-- begin Data extract --

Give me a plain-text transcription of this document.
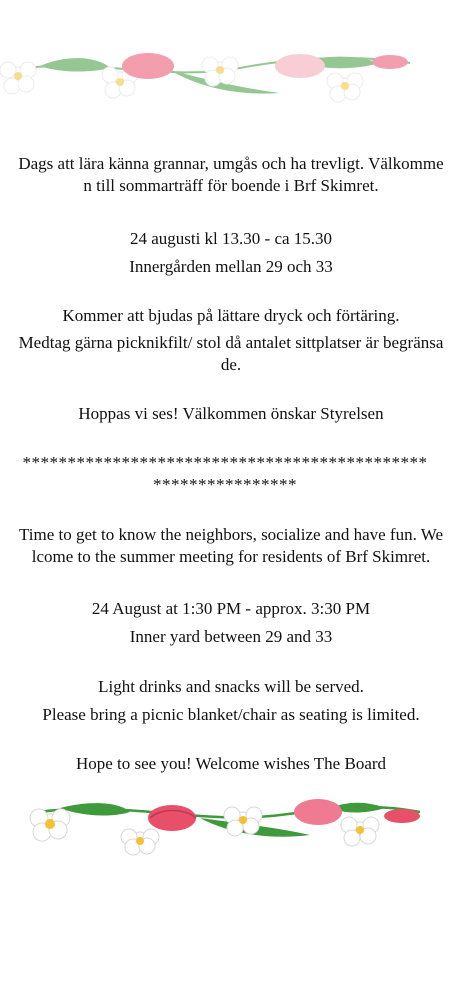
Dags att lära känna grannar, umgås och ha trevligt. Välkommen till sommarträff för boende i Brf Skimret.

24 augusti kl 13.30 - ca 15.30

Innergården mellan 29 och 33

Kommer att bjudas på lättare dryck och förtäring.

Medtag gärna picknikfilt/ stol då antalet sittplatser är begränsade.

Hoppas vi ses! Välkommen önskar Styrelsen

*************************************************************

Time to get to know the neighbors, socialize and have fun. Welcome to the summer meeting for residents of Brf Skimret.

24 August at 1:30 PM - approx. 3:30 PM

Inner yard between 29 and 33

Light drinks and snacks will be served.

Please bring a picnic blanket/chair as seating is limited.

Hope to see you! Welcome wishes The Board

-- end Data extract --

Retype each line of the listing above word for word. Exclude the pictures.

Give me a plain-text transcription of this document.
Dags att lära känna grannar, umgås och ha trevligt. Välkommen till sommarträff för boende i Brf Skimret.

24 augusti kl 13.30 - ca 15.30

Innergården mellan 29 och 33

Kommer att bjudas på lättare dryck och förtäring.

Medtag gärna picknikfilt/ stol då antalet sittplatser är begränsade.

Hoppas vi ses! Välkommen önskar Styrelsen

*************************************************************

Time to get to know the neighbors, socialize and have fun. Welcome to the summer meeting for residents of Brf Skimret.

24 August at 1:30 PM - approx. 3:30 PM

Inner yard between 29 and 33

Light drinks and snacks will be served.

Please bring a picnic blanket/chair as seating is limited.

Hope to see you! Welcome wishes The Board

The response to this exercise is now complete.